[WHAT TO WORK ON]
a – In the storm transcript, at what rate were the snow bursts falling about an hour and a half to two hours after they began?
b – In the storm transcript, switch "pivot" to "adjust" in the stretch from "Yeah, or ex" through "is that right?" and write out the result.

[SOURCE EXTRACT]
= = =
Then and then reality shows up, right? It's like everybody has a plan until you get punched in the nose, right?

Becky

Exactly. Then Mother Nature changed her mind.

Rick

Okay.

Becky

So we're even um we had a statewide call at 9 a.m. that's that morning. So that's our opportunity. Let's hear about the game plan for each of the districts. See if anybody needs any additional resources sent their way. Um, we we here, just as statewide leaders, make sure nobody has a plan that doesn't seem to make sense. Everything was good to go, everybody was doing great. We were already seeing snow starting to fall in the Kansas City district and in our northwest district. So, very western side of the state, 200 miles away from St. Louis, we're starting to see snow. Um, during that call, that was Was when I'm looking on the radar in Jefferson City, yeah, you can kind of see the line of snow coming. Total verga. I did not see a flake flying. No reason to change game plan. This should be evening St. Louis. We're good to go with your plan. And it was very interesting, but about 45 minutes, 9.45, is when we started getting some bells and whistles going off, which we utilize DTN as one of our paid forecasters. And that's when we got our first alert that this might be coming in a little faster to the St. Louis district than we had originally forecast. And as soon as that hit from DTN, we had some of our other forecasters, National Weather Service, everybody's like, we're seeing it too. And that's when we got our first alert that, okay, we need to hurry up and get as much brine down as possible because the forecast is shifting.

Rick

Okay. And what time was that?

Becky

That was around 9.45. And that was because we were seeing, and we're still that storm was still probably 50 or 60 miles outside of St. Louis, but they're starting to see that atmosphere saturating sooner than it did on the western side of the state. And then after that, you start kind of shifting, and um sure enough, this half-inch to one inch storm, we started seeing some snowburst. It seemed like almost like clockwork the minute it hit that westernmost county that's in the St. Louis district, that's when we were starting to see some of the snowburst. And those snowbursts, of course, parked right over Interstate 70, right over those construction zones, right over Interstate 64, same thing. Worst place it possibly could have parked. And all of a sudden, within about an hour and a half, two hours, we were fully getting bursts that were dropping one and a half to two inches per hour.

Rick

Wow.

Becky

So totally different forecast. Yeah.

Rick

Yeah, and and you've got your crew situation, right? Because you're your the main body of your crew is not supposed to come in till 11, right?

Becky

Exactly.

Rick

I mean it's not like you can just call those guys and say, hey, show up and poof, they're instantly there, you know.

Becky

Yeah, or ex yeah, instantly on the road. Yeah, it was um not a fun situation for that uh poor St. Louis district needing to pivot very quickly.

Rick

Okay. Um but but they did get some they did get some pre-treatment down, is that right?

Becky

They got quite a bit of pre-treatment down, not enough pre-treatment down to combat one and a half to two inches an hour. So we did we did start to see um some situations and some pretty cold temperatures were coming in on the back side of that as well. It just the the treatment that was down could not keep up. It was a situation where we needed to be on those roadways uh with the plows down, just keeping everything cleared. The other um perfect storm that happened about this time, everybody across that St. Louis region, this was by now it was 11:30, 12 o'clock. It's the time where everybody's going out to lunch, but you had everybody that saw that amount of snow or this little burst of snow that came in that started to panic. So we instantly, there was no PM rush hour that day. The PM rush hour was accelerated where you normally have from about four to seven of a PM rush hour. That entire PM rush hour was pretty much from about 12 to 1 o'clock, and it was total gridlock on every single one of our interstates, and that's exactly where a lot of our plows were sitting in that gridlock.
= = =
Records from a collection
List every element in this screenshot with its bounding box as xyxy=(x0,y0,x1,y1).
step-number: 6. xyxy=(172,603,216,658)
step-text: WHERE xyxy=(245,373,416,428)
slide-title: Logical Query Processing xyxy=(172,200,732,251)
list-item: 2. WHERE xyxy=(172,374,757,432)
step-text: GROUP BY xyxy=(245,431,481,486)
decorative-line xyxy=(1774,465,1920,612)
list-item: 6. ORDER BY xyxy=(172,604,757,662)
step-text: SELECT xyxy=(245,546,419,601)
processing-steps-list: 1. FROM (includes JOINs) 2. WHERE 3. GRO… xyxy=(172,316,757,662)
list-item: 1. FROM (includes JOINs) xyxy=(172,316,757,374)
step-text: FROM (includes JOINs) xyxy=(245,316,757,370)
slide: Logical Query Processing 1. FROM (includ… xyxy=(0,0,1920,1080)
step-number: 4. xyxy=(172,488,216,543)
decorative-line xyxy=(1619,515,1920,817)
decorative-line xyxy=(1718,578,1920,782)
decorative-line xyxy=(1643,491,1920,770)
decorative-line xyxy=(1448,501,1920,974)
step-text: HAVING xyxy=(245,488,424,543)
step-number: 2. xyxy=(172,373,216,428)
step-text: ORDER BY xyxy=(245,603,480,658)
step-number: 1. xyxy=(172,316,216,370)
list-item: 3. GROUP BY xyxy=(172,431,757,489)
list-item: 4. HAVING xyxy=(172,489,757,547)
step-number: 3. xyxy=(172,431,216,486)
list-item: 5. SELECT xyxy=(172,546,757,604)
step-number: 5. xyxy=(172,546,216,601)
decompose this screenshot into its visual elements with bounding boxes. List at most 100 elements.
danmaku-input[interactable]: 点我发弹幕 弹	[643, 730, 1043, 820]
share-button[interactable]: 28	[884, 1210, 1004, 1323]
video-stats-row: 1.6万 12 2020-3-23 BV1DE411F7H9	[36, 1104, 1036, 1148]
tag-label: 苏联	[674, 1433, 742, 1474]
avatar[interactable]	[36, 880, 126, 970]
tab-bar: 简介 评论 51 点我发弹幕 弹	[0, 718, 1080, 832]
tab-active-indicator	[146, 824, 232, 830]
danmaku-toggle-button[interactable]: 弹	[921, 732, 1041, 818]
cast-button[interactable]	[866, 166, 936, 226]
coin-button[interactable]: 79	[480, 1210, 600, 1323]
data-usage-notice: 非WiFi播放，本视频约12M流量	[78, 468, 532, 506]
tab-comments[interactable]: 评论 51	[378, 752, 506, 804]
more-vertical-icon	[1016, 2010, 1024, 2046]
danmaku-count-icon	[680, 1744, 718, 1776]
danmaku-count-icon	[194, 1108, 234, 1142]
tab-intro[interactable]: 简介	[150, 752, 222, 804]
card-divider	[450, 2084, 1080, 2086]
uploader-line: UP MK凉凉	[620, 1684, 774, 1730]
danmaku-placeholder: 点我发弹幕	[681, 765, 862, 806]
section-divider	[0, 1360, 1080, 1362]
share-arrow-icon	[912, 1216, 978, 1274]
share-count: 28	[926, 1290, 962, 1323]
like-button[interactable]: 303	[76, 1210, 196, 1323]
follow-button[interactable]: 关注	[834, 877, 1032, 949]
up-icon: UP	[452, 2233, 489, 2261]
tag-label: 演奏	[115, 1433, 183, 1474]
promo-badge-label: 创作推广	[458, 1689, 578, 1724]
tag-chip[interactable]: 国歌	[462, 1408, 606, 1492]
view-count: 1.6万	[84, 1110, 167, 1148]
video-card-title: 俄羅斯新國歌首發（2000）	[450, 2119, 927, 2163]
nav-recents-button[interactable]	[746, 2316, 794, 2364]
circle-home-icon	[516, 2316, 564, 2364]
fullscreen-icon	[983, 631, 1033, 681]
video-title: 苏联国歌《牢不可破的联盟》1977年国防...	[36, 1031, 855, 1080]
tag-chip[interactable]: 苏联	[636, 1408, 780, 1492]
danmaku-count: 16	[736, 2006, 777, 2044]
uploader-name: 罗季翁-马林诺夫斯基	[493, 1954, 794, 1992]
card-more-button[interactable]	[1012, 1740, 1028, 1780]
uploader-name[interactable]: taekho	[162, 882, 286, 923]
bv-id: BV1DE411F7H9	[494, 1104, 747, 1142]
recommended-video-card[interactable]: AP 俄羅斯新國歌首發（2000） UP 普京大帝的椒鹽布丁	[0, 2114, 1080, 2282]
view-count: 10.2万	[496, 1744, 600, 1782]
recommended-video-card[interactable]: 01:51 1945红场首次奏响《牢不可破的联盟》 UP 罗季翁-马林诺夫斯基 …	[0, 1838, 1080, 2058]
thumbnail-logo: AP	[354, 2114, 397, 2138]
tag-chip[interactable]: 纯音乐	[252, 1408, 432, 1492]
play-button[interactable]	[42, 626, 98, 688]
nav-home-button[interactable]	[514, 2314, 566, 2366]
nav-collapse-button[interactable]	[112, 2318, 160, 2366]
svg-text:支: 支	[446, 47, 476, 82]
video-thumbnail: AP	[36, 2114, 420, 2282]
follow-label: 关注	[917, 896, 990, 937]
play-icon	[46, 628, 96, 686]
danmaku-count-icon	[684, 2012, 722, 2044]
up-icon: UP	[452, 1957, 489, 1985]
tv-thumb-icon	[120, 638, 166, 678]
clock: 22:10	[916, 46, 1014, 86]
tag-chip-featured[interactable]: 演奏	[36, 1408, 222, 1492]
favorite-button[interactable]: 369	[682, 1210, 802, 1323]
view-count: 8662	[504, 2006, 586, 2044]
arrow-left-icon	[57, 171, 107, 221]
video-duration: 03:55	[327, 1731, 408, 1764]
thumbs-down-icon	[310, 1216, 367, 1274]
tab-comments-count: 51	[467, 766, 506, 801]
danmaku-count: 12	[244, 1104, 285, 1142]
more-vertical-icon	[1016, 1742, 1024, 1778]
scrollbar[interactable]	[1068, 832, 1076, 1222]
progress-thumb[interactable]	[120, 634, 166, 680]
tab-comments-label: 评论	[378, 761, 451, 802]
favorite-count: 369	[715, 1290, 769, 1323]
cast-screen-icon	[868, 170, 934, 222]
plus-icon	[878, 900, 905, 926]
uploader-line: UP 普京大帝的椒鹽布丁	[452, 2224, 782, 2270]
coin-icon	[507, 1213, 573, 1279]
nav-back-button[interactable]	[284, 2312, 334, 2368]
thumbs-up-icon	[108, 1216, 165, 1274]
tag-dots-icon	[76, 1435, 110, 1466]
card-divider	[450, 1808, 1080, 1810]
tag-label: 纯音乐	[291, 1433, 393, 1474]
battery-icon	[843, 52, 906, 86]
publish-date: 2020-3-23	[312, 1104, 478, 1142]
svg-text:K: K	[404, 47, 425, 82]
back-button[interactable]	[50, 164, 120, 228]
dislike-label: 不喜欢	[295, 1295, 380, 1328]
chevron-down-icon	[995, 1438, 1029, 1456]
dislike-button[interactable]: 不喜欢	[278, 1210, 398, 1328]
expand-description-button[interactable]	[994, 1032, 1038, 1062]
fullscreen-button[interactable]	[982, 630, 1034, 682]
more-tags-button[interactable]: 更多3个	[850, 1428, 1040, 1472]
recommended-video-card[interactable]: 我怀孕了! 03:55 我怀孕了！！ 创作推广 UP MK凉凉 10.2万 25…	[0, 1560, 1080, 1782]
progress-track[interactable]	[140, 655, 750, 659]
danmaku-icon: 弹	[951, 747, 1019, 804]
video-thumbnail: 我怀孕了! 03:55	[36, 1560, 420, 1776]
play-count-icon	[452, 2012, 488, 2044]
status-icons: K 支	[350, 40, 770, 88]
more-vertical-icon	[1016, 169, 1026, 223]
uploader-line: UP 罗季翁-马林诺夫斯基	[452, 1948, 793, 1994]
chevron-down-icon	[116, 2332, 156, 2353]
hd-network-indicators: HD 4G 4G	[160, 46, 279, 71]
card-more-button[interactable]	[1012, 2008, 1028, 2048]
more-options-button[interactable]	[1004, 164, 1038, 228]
= = =
[OUTPUTS FOR THE TASKS]
a – One and a half to two inches per hour.

b –
Yeah, or ex yeah, instantly on the road. Yeah, it was um not a fun situation for that uh poor St. Louis district needing to adjust very quickly.

Rick

Okay. Um but but they did get some they did get some pre-treatment down, is that right?